'''
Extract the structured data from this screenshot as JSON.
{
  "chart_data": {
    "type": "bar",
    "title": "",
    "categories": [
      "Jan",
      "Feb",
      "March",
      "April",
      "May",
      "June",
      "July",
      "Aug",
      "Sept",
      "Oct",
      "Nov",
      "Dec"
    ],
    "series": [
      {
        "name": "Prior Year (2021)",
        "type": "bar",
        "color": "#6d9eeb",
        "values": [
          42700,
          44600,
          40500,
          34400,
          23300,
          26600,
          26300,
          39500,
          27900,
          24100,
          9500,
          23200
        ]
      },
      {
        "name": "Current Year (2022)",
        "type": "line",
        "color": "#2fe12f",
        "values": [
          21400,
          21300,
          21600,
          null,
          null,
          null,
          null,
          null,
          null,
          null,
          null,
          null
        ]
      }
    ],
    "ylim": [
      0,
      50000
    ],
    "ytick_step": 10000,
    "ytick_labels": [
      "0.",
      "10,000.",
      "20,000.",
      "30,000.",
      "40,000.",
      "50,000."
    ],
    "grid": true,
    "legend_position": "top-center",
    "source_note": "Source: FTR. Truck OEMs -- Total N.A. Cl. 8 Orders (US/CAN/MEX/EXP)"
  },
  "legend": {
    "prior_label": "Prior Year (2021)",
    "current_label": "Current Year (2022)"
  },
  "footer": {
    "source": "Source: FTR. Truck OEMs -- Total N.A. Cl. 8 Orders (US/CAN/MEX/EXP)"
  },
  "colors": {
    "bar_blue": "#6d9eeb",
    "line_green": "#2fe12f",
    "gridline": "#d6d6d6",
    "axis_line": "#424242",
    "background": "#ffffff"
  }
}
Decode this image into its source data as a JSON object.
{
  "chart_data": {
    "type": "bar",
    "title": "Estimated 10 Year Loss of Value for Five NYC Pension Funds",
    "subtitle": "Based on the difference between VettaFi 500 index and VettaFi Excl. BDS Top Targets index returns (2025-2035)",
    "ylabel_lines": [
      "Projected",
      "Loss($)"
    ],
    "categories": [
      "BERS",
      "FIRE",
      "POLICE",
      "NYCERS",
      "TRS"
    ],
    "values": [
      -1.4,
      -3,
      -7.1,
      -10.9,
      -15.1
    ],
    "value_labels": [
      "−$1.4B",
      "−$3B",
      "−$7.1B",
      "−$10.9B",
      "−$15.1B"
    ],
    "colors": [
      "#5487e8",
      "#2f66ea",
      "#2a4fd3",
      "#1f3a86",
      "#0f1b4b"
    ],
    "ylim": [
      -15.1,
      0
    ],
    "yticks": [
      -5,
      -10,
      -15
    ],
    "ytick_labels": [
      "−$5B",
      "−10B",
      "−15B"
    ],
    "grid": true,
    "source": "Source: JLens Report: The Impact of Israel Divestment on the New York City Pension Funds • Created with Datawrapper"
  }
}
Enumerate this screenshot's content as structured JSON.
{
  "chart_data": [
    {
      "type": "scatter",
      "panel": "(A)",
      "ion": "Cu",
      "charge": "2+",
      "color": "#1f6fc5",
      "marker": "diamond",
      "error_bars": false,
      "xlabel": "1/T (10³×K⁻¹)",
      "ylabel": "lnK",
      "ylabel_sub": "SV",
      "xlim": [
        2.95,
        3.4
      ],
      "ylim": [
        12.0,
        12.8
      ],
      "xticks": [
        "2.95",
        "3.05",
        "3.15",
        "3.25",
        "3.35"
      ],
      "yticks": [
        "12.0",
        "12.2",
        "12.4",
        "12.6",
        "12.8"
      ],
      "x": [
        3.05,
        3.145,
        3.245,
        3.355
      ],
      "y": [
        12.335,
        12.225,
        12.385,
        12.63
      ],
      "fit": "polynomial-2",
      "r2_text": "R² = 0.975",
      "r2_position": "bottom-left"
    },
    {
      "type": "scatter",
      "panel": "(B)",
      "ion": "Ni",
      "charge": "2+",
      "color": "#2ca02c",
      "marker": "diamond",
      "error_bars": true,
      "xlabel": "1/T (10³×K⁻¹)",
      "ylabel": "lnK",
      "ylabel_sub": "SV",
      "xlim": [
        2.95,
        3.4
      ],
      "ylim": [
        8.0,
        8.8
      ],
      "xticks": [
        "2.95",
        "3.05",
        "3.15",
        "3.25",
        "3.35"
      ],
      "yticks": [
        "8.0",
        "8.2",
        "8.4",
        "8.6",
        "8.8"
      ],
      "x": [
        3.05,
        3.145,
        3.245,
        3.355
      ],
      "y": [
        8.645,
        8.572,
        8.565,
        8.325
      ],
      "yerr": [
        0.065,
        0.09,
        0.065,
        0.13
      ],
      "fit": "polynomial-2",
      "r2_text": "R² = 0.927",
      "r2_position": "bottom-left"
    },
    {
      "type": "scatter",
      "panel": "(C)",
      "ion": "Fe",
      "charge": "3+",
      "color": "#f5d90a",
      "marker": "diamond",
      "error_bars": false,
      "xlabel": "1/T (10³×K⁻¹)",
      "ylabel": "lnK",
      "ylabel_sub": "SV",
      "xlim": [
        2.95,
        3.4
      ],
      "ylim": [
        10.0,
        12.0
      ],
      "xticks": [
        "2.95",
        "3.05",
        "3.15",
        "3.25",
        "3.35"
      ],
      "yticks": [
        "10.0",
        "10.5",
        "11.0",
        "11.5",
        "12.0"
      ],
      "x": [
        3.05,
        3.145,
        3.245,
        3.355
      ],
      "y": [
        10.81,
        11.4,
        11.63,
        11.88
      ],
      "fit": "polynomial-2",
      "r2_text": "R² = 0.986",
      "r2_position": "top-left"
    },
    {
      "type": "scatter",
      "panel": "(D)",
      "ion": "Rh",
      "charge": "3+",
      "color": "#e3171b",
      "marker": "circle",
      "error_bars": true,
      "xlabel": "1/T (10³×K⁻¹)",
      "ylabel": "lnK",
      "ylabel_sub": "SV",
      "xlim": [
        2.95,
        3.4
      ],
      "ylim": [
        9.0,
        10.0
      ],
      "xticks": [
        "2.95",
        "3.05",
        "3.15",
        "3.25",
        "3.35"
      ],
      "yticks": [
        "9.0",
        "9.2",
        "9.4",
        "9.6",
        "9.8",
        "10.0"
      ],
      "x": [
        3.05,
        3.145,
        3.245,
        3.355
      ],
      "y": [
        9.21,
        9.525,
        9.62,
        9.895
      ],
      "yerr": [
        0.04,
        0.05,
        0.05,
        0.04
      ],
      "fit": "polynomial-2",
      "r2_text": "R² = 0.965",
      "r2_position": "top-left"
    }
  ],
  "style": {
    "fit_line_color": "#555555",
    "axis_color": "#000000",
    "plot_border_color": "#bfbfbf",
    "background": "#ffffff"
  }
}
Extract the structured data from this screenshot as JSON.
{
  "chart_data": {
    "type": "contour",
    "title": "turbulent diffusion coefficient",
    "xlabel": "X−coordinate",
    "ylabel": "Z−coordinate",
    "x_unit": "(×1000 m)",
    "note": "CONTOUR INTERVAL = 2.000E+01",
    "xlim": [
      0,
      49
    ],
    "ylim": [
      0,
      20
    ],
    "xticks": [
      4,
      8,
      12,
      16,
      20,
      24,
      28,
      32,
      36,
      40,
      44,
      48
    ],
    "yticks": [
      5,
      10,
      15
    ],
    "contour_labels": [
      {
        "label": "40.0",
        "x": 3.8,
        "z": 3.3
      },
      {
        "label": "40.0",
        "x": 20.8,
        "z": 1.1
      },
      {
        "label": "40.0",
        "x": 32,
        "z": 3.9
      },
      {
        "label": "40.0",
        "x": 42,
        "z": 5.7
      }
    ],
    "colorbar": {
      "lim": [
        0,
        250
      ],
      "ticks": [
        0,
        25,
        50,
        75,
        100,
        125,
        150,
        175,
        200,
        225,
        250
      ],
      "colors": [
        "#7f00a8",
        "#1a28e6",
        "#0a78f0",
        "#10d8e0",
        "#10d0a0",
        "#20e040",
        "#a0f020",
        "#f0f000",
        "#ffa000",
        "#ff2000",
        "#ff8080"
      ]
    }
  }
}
'''
Task objective = List the lines of the records where "Prior" occurs.

Exercise response =
        "name": "Prior Year (2021)",
    "prior_label": "Prior Year (2021)",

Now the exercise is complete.